*Exercise requirements*
Read the lines below. Copy out any that hold the string "title".

*Extracted entries*

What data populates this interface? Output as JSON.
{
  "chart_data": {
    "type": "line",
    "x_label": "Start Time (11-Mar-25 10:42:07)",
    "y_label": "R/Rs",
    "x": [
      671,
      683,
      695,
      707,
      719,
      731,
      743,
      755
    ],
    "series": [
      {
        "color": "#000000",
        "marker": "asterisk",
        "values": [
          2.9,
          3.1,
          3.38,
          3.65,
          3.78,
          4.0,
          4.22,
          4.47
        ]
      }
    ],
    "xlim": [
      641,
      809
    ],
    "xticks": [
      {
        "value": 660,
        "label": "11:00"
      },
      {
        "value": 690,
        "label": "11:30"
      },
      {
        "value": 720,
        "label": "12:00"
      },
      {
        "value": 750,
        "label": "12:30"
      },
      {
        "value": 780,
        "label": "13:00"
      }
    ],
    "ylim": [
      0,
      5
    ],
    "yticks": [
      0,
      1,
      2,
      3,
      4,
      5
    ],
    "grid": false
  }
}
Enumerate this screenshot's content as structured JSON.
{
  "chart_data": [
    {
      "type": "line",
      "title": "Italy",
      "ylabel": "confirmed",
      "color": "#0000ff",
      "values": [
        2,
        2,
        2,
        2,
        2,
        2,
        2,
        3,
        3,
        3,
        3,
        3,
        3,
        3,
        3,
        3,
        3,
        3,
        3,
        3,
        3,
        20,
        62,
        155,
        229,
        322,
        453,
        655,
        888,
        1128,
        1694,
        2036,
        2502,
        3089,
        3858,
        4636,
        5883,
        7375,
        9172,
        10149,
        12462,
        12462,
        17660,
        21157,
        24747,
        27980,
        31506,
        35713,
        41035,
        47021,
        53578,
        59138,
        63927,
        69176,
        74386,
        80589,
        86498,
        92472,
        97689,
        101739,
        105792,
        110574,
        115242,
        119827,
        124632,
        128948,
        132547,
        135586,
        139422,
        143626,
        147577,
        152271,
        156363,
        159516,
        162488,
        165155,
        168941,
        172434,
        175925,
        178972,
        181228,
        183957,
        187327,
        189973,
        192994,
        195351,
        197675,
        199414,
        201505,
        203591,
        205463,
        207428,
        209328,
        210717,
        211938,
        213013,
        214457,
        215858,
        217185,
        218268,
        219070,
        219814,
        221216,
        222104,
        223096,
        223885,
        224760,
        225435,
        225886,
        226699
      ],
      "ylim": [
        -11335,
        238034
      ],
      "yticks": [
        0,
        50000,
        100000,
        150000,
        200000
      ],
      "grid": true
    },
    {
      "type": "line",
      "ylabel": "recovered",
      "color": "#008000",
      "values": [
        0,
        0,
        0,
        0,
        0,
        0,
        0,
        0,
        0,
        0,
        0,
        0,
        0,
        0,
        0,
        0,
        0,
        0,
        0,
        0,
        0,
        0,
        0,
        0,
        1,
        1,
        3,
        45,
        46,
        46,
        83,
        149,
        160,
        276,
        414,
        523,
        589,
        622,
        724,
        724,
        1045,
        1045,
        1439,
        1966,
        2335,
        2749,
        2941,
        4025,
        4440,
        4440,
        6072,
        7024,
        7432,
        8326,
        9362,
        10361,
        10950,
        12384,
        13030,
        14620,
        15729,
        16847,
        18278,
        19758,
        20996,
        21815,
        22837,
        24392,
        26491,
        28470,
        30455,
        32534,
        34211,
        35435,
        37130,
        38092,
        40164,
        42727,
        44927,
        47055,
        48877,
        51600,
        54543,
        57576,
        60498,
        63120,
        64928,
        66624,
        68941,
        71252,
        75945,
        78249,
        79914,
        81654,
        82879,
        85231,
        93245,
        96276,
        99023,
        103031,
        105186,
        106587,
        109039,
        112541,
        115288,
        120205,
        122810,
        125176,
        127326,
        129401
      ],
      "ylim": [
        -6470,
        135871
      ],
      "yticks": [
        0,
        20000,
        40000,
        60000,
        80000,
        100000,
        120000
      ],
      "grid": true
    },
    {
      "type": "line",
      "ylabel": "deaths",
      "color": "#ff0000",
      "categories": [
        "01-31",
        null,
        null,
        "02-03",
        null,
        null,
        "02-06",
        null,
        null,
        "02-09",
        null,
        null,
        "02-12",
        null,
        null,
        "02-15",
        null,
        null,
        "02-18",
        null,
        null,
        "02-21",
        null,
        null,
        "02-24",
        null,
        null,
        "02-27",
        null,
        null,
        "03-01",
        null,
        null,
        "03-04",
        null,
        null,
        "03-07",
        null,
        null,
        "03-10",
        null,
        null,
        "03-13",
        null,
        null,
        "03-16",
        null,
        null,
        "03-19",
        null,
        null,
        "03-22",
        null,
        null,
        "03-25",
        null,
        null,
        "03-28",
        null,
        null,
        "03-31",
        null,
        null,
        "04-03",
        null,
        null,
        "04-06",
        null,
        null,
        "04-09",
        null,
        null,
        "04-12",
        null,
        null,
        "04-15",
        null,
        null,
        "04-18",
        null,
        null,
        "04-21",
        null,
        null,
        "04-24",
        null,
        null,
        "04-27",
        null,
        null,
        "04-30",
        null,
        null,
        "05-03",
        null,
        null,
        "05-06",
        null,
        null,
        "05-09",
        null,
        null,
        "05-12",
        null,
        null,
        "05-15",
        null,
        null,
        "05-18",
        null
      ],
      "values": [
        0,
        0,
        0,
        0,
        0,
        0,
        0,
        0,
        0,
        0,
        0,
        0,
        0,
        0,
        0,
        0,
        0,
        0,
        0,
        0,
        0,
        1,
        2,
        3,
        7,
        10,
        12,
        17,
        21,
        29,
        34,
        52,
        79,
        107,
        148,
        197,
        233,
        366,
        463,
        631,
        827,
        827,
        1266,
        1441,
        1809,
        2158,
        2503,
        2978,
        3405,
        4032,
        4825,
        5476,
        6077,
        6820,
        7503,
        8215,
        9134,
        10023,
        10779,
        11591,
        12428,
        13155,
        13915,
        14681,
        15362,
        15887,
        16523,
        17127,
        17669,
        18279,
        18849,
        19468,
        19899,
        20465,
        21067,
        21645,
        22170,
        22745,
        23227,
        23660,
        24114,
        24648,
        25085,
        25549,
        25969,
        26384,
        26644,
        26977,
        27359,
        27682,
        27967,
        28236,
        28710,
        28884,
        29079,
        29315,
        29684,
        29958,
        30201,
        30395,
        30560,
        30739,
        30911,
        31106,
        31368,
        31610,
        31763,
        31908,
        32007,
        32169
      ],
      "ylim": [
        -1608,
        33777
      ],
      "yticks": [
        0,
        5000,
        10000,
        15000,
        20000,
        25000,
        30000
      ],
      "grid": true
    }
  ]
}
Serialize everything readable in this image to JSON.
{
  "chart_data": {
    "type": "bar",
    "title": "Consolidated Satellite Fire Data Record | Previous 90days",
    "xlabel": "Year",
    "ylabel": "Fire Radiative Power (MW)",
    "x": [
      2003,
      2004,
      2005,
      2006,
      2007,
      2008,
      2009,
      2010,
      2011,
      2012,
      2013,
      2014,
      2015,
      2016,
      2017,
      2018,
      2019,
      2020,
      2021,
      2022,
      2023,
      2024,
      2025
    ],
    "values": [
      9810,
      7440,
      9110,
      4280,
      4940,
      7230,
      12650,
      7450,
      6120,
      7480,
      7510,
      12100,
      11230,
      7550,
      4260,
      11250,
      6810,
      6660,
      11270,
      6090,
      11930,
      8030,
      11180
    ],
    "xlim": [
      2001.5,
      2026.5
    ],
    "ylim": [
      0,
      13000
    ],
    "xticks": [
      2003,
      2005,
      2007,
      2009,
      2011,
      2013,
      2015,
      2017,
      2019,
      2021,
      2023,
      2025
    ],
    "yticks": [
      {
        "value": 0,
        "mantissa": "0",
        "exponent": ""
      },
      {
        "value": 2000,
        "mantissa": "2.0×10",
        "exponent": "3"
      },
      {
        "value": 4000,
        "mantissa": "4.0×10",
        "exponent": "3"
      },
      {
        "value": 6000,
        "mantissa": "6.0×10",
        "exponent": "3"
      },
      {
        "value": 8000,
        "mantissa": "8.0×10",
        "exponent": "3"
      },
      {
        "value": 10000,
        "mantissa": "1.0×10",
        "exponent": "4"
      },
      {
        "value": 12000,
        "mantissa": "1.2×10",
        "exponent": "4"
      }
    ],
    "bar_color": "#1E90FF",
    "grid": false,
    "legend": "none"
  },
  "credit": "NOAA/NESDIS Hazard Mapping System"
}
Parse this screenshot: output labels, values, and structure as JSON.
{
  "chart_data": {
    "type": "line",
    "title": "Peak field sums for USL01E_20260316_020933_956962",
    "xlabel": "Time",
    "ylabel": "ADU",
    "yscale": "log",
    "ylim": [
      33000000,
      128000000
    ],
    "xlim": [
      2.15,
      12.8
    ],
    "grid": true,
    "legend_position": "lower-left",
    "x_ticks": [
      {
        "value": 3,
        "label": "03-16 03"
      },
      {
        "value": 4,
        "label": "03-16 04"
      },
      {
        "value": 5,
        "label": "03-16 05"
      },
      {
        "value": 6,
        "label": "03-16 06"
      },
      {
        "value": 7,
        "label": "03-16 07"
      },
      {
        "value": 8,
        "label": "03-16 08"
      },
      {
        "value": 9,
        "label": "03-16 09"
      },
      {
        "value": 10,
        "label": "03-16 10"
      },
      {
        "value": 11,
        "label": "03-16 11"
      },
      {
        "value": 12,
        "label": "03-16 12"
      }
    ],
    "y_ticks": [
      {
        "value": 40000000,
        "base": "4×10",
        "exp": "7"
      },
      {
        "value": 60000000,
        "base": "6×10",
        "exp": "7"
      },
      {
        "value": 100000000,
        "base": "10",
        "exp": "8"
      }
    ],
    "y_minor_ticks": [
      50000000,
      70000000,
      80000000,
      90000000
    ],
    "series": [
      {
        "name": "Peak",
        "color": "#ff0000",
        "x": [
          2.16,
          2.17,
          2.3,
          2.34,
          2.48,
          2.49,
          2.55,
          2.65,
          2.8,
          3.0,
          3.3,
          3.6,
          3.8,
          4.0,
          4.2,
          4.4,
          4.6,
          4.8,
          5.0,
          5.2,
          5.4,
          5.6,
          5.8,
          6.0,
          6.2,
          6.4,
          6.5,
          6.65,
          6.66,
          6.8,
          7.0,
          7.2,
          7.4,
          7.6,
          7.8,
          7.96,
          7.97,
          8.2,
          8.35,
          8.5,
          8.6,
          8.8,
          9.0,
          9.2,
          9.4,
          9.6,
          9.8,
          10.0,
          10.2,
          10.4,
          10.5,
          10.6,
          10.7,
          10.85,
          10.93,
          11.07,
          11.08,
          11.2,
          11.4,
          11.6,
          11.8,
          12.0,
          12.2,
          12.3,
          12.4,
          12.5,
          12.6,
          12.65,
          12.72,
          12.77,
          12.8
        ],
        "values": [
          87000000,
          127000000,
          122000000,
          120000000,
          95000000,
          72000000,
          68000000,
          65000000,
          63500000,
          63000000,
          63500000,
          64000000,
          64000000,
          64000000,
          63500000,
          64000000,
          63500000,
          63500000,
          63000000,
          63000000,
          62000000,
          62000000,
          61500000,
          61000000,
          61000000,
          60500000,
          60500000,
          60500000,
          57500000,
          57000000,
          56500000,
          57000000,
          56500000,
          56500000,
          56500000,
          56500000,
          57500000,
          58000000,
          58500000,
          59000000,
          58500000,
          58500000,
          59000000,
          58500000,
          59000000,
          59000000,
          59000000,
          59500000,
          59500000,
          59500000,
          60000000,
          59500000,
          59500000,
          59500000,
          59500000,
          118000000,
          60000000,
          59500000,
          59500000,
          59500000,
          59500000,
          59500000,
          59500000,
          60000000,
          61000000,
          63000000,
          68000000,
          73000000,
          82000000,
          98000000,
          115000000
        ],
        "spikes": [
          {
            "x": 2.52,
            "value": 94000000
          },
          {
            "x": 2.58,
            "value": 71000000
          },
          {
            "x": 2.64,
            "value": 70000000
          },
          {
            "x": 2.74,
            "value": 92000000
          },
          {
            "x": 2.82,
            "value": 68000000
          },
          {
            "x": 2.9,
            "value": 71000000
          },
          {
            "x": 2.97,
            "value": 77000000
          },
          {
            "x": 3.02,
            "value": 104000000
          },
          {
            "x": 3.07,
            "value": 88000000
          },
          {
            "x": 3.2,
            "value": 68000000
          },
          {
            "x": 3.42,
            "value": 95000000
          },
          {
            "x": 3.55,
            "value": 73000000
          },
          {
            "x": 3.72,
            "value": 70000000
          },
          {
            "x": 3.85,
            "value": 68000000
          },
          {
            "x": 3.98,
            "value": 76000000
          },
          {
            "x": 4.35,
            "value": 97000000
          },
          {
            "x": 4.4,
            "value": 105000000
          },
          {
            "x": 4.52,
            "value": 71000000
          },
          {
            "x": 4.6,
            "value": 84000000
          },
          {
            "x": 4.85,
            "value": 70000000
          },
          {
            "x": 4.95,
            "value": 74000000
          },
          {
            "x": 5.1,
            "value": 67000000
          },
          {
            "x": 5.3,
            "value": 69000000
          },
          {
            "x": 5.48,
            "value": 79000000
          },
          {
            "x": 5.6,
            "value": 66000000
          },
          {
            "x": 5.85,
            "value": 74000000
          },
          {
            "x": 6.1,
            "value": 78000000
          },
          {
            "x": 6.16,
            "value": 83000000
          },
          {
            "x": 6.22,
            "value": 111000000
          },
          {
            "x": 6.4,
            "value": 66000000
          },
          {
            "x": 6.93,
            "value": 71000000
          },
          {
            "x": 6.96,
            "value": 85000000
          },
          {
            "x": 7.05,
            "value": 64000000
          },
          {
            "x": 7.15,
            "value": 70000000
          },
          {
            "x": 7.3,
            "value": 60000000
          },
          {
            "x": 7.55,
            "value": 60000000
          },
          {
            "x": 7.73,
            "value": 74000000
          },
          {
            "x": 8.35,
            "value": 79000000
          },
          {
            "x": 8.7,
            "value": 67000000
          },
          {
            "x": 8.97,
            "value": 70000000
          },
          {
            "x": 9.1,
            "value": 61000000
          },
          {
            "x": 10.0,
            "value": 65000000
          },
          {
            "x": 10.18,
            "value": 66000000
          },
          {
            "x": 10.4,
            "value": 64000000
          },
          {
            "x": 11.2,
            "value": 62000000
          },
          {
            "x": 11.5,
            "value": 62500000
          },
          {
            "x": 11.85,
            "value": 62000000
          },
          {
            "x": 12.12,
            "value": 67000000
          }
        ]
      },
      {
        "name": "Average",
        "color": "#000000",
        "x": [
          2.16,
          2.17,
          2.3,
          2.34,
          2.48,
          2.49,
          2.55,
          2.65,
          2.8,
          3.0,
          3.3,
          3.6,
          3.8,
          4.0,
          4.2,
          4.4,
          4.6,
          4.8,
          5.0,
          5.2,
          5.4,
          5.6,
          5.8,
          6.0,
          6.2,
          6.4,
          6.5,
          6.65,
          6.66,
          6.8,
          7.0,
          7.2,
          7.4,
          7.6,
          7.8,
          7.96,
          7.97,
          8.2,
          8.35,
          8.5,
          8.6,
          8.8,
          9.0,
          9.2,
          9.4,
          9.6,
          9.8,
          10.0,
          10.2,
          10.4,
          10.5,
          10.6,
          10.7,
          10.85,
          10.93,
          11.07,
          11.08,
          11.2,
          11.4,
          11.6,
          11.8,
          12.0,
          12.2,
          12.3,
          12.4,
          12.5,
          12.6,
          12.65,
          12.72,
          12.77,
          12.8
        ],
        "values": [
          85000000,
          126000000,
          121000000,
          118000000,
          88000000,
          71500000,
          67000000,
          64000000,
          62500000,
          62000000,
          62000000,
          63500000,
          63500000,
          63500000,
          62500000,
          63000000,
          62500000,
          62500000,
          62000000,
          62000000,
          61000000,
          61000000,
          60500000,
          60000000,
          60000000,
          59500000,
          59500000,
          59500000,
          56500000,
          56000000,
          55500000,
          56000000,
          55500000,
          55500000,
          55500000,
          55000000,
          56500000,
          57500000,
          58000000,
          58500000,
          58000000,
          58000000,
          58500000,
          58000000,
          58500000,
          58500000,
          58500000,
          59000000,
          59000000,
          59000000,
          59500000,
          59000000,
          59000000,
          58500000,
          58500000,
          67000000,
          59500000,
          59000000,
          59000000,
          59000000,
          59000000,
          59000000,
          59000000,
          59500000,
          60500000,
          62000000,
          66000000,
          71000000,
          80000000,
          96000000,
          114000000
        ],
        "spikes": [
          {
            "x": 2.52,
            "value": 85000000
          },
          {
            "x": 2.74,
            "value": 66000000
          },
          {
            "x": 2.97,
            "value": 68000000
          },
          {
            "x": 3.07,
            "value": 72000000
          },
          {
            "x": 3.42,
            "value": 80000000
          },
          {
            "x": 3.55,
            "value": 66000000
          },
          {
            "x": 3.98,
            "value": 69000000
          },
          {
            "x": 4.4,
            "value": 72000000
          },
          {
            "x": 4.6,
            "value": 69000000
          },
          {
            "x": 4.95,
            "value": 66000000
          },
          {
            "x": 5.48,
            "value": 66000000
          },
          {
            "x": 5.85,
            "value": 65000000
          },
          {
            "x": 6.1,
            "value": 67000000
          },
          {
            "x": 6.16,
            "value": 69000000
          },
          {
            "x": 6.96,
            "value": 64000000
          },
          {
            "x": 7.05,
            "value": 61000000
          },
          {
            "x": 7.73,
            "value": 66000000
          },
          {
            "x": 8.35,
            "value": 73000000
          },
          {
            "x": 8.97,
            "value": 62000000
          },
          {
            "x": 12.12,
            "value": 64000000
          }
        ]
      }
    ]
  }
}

*Result of the task*
      "title": "Italy",
    "title": "Consolidated Satellite Fire Data Record | Previous 90days",
    "title": "Peak field sums for USL01E_20260316_020933_956962",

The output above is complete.